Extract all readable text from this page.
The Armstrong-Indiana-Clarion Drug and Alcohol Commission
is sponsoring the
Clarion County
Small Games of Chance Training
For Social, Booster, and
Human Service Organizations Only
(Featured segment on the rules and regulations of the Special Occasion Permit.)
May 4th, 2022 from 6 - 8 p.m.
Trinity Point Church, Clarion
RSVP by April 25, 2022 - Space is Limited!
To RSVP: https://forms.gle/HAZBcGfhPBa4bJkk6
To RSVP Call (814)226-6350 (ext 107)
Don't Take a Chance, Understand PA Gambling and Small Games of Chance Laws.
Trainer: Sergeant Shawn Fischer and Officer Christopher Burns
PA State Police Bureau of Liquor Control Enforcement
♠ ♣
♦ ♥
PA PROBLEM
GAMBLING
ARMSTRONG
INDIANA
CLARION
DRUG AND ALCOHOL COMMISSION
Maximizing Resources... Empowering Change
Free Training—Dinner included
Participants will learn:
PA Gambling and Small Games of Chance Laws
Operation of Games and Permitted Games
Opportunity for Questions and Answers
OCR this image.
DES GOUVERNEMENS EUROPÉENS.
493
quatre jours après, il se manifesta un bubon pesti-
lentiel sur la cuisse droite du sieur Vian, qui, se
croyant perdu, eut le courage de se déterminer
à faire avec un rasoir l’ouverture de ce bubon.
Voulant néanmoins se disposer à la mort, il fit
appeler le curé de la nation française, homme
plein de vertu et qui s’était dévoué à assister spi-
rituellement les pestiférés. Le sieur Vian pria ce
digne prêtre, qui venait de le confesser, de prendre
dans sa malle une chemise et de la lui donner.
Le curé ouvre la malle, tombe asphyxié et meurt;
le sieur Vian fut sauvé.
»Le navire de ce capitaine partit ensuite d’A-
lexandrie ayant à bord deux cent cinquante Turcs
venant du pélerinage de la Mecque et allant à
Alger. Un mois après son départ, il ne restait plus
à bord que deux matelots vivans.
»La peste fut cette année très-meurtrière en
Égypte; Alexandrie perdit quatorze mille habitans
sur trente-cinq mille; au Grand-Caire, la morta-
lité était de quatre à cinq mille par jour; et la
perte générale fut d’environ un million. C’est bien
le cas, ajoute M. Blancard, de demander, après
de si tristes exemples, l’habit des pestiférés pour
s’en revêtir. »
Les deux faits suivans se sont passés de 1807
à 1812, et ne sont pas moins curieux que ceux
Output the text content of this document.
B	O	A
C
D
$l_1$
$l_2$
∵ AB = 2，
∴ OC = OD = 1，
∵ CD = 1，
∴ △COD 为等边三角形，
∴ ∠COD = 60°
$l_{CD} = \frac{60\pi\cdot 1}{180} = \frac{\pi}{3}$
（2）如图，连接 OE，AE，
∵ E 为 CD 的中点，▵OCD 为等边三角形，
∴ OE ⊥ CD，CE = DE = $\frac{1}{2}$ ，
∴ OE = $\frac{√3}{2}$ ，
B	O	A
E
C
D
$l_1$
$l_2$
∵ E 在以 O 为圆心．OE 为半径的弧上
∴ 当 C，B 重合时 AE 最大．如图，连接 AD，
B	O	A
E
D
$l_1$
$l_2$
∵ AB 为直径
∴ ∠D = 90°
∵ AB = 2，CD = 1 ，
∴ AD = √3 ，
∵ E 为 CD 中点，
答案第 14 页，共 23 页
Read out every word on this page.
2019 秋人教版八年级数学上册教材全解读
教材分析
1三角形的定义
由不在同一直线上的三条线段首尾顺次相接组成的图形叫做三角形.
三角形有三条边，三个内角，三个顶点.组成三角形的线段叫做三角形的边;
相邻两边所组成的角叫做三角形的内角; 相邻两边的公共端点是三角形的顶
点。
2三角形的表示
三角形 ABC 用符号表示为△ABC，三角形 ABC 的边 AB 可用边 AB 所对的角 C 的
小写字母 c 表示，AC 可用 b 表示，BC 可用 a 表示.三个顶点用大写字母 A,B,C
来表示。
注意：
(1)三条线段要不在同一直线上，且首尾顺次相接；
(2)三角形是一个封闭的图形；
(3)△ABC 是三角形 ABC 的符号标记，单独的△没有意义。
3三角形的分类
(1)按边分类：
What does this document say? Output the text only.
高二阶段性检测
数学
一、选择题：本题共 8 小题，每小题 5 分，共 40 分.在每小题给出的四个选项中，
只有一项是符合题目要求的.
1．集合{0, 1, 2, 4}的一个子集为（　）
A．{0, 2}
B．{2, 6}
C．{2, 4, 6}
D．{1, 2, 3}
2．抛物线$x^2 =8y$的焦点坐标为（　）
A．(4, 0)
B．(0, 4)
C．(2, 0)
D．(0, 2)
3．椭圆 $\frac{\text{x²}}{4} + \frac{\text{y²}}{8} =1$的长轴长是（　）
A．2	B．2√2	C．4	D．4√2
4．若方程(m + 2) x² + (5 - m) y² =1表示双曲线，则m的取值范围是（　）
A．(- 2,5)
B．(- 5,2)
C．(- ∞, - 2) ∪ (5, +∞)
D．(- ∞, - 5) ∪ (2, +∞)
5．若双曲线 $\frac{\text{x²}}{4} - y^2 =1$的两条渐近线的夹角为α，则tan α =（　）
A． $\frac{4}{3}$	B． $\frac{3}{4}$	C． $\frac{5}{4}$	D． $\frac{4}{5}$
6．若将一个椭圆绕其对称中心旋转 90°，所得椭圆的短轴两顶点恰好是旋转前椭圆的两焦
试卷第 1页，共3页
______
Show the lines of the records that include the string "page".

Extract all readable text from this page.
Read out every word on this page.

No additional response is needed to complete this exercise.